> _INSTRUCTIONS TO FOLLOW_
Gather each line containing the string "comparison" from these entries.

(Records excerpted from a collection)
● ● ●

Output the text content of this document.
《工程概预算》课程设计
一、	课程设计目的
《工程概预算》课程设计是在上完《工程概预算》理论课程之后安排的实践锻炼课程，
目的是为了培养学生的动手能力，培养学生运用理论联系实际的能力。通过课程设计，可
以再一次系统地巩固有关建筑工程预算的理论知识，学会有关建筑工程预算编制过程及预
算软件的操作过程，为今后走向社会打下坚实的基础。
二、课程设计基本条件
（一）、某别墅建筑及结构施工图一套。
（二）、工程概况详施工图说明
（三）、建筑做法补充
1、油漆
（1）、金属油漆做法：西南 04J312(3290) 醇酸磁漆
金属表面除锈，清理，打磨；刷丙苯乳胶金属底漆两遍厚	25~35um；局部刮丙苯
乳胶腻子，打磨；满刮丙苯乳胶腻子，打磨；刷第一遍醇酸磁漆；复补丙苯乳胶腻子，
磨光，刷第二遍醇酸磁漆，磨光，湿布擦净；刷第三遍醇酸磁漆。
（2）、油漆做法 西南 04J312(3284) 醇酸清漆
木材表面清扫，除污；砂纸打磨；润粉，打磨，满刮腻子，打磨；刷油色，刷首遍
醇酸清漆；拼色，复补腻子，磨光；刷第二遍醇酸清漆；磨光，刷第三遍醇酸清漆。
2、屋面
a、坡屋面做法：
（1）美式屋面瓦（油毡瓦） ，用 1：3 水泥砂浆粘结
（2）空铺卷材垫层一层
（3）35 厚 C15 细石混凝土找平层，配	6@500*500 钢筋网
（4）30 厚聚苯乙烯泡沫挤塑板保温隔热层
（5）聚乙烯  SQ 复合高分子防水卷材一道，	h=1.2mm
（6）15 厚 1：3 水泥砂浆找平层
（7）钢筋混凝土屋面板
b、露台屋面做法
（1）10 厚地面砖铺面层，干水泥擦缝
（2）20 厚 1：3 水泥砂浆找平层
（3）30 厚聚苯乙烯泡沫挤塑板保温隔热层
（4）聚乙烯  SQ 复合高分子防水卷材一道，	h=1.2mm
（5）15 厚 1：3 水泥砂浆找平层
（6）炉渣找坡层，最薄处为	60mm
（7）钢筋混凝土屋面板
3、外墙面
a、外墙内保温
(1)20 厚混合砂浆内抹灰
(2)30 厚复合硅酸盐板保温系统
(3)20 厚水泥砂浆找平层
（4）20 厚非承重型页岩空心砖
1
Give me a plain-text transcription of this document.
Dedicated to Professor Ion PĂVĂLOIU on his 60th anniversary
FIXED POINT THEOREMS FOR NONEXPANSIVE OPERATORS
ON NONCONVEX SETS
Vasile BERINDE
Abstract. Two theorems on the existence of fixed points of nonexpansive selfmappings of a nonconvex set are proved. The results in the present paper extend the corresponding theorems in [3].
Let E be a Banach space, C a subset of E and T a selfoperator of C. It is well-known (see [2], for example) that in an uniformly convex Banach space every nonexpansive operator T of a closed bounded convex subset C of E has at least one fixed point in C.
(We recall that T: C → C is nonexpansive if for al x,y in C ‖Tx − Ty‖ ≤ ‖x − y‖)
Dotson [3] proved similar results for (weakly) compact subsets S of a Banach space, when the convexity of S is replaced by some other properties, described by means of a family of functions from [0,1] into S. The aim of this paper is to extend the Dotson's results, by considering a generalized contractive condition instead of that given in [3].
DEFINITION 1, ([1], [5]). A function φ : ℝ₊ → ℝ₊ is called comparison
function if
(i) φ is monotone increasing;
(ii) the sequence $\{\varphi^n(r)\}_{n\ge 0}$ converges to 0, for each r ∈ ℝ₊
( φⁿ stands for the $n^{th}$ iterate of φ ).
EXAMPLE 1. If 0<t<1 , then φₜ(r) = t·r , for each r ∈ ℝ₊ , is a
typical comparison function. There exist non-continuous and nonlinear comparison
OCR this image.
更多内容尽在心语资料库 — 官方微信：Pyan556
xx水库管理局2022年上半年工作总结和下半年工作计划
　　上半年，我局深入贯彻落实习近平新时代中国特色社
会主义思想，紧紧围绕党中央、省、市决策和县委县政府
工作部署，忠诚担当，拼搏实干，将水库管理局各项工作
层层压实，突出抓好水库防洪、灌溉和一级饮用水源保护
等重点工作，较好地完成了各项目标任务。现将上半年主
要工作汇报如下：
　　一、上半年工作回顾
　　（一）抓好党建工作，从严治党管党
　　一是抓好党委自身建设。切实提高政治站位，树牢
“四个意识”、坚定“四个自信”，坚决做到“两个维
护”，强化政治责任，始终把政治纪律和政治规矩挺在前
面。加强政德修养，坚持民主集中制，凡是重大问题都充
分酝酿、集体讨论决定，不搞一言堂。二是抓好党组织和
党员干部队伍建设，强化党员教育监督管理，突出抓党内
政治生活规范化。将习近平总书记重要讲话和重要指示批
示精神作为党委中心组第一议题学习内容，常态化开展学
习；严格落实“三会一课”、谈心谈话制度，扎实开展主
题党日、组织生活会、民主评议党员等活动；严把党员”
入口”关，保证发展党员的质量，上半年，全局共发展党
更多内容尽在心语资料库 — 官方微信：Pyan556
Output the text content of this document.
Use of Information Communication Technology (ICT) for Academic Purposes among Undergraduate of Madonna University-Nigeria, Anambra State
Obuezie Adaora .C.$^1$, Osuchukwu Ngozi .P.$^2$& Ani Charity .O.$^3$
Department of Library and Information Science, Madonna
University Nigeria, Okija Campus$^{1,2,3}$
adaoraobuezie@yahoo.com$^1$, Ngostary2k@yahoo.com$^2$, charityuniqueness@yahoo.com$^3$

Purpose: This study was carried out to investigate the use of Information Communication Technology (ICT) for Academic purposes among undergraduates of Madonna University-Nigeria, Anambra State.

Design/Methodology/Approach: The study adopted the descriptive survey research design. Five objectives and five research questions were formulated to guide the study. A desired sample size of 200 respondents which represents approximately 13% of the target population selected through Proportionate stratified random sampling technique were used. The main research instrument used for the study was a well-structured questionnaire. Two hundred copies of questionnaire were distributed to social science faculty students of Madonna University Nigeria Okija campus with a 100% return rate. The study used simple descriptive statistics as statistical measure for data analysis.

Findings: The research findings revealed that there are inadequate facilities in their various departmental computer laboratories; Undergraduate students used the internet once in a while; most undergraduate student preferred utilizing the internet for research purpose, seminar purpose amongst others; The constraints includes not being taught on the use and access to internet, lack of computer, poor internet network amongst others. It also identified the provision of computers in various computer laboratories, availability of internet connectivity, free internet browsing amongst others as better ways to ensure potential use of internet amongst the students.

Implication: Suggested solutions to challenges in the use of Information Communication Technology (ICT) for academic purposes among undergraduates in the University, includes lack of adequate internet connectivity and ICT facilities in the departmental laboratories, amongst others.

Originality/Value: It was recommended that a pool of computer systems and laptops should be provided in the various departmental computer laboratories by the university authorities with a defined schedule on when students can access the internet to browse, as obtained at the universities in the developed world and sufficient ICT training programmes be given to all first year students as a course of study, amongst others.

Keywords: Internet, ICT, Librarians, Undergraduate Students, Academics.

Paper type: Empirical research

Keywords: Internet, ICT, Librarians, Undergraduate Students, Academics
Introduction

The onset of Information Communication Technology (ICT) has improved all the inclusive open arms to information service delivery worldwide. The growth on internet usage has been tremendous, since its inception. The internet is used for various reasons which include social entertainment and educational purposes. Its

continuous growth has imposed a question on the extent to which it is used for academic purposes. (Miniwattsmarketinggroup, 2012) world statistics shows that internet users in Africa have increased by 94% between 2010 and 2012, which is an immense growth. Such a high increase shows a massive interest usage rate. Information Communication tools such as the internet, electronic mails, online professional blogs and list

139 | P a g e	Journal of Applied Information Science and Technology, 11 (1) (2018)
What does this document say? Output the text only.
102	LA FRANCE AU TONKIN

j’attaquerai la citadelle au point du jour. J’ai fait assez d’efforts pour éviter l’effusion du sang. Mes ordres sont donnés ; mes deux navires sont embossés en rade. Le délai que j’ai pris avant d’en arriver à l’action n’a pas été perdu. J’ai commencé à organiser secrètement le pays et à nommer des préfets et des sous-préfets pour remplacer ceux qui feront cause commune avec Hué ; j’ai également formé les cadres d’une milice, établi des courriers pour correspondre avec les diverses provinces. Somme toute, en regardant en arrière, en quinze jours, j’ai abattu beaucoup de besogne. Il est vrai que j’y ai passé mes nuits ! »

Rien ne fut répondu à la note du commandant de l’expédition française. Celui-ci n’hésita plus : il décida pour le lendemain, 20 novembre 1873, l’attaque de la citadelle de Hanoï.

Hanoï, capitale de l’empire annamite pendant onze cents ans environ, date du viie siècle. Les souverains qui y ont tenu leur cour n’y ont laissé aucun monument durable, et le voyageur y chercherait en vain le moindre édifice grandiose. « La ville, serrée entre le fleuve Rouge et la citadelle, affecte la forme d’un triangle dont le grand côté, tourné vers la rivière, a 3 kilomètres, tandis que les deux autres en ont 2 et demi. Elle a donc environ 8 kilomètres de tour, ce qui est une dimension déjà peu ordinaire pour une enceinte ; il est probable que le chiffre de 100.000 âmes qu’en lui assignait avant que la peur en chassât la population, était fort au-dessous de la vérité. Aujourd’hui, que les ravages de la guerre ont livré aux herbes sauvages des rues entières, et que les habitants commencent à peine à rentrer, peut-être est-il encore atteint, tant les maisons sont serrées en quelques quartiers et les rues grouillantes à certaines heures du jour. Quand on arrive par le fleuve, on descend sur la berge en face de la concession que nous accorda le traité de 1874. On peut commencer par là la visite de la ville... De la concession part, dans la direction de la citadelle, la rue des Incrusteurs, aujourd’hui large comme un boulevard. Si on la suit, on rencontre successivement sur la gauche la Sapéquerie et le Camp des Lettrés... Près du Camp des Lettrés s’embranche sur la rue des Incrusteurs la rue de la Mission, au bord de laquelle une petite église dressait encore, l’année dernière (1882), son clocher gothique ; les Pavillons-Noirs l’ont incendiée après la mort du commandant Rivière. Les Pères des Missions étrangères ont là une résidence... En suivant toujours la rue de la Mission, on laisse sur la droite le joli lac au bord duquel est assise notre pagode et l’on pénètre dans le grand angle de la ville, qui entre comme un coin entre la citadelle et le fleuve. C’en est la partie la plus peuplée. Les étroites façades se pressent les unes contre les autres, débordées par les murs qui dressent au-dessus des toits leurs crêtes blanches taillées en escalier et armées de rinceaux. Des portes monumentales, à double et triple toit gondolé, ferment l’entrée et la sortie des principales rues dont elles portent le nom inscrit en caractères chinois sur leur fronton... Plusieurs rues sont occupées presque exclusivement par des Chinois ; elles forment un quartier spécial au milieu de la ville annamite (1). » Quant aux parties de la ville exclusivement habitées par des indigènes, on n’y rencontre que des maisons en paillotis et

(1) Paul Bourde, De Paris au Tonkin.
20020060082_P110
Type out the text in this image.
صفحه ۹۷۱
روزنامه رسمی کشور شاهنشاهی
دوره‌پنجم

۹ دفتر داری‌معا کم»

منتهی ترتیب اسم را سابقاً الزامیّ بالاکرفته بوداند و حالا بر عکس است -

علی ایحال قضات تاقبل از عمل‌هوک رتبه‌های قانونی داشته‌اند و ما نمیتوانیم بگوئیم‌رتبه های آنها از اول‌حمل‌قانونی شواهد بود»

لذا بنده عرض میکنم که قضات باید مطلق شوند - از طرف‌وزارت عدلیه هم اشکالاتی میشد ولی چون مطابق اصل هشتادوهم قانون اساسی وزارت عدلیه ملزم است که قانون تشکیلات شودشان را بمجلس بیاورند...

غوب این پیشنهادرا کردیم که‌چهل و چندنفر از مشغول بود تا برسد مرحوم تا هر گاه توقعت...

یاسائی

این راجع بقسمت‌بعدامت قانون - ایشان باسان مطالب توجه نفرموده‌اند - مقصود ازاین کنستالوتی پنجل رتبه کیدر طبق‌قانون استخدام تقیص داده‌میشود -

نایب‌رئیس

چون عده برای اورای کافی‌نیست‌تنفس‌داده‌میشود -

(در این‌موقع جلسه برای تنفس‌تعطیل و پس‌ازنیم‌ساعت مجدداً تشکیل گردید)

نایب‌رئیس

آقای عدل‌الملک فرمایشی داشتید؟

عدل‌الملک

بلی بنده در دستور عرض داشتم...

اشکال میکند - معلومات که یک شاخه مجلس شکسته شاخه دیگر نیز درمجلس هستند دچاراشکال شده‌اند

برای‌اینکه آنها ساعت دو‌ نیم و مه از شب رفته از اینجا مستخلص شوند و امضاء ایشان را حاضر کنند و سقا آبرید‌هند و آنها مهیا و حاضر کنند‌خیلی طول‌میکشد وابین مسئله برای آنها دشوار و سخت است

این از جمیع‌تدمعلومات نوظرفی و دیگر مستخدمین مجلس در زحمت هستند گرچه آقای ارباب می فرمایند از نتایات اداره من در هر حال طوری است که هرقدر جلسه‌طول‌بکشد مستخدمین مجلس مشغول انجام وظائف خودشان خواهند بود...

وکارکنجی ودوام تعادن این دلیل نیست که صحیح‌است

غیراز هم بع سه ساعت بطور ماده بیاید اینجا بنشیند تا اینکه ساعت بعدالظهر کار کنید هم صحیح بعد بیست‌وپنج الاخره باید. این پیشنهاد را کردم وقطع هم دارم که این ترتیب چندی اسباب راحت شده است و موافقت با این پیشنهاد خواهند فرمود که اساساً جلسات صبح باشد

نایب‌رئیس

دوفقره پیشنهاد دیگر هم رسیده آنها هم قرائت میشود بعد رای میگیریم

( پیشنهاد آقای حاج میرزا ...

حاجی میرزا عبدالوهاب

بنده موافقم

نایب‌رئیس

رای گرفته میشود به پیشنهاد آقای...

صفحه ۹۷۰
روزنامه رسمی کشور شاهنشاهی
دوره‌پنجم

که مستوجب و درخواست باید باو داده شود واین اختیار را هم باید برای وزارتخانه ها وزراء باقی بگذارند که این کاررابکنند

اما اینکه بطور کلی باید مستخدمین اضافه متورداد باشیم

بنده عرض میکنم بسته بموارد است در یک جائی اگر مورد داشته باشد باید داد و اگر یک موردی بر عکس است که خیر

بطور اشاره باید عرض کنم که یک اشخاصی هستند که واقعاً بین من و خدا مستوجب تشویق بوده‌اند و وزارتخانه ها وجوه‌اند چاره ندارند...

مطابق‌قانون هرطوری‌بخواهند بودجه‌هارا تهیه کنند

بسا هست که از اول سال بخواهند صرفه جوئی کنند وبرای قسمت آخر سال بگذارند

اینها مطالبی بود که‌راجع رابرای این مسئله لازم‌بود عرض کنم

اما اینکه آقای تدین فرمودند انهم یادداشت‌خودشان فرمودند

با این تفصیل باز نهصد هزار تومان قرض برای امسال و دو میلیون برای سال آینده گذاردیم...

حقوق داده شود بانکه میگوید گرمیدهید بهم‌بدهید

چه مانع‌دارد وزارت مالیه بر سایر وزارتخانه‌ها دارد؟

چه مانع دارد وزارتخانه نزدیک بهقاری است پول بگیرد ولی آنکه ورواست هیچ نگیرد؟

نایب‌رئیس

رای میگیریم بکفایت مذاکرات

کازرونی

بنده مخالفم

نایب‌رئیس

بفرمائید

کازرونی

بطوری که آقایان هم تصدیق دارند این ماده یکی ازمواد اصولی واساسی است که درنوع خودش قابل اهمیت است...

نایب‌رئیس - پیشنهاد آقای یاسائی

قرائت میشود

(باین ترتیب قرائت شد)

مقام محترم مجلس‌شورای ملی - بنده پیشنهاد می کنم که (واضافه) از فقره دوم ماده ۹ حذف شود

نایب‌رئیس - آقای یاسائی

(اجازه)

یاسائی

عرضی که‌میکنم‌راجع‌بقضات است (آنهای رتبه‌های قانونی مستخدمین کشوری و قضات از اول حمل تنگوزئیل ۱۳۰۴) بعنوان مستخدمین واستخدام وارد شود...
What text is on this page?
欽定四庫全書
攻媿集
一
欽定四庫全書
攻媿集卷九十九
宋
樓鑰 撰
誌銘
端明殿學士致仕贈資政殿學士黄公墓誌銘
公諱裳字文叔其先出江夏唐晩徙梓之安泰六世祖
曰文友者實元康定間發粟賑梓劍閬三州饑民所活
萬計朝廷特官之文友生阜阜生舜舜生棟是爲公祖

● ● ●

> _SOLUTION TO THIS EXERCISE_
DEFINITION 1, ([1], [5]). A function φ : ℝ₊ → ℝ₊ is called comparison
typical comparison function. There exist non-continuous and nonlinear comparison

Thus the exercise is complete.